### PROBLEM DETAILS:
Repeat the whole of the data, keeping every detail the same.
◇ ◇ ◇ ◇
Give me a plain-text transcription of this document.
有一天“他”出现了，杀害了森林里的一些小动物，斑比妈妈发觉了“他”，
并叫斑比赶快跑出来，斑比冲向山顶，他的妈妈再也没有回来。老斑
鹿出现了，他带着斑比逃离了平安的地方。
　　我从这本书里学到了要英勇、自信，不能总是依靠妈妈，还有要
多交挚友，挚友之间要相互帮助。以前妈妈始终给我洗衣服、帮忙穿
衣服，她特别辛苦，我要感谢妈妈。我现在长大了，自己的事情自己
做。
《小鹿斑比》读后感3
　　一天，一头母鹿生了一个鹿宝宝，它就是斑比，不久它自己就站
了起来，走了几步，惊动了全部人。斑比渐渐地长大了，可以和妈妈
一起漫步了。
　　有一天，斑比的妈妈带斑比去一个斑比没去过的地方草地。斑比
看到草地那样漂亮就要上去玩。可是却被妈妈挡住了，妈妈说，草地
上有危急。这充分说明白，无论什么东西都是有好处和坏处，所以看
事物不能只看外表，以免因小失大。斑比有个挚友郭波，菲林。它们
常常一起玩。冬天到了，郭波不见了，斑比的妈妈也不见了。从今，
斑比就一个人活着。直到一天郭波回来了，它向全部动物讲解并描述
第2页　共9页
◇ ◇ ◇ ◇
### RESPONSE BELOW:
Give me a plain-text transcription of this document.
有一天“他”出现了，杀害了森林里的一些小动物，斑比妈妈发觉了“他”，
并叫斑比赶快跑出来，斑比冲向山顶，他的妈妈再也没有回来。老斑
鹿出现了，他带着斑比逃离了平安的地方。
　　我从这本书里学到了要英勇、自信，不能总是依靠妈妈，还有要
多交挚友，挚友之间要相互帮助。以前妈妈始终给我洗衣服、帮忙穿
衣服，她特别辛苦，我要感谢妈妈。我现在长大了，自己的事情自己
做。
《小鹿斑比》读后感3
　　一天，一头母鹿生了一个鹿宝宝，它就是斑比，不久它自己就站
了起来，走了几步，惊动了全部人。斑比渐渐地长大了，可以和妈妈
一起漫步了。
　　有一天，斑比的妈妈带斑比去一个斑比没去过的地方草地。斑比
看到草地那样漂亮就要上去玩。可是却被妈妈挡住了，妈妈说，草地
上有危急。这充分说明白，无论什么东西都是有好处和坏处，所以看
事物不能只看外表，以免因小失大。斑比有个挚友郭波，菲林。它们
常常一起玩。冬天到了，郭波不见了，斑比的妈妈也不见了。从今，
斑比就一个人活着。直到一天郭波回来了，它向全部动物讲解并描述
第2页　共9页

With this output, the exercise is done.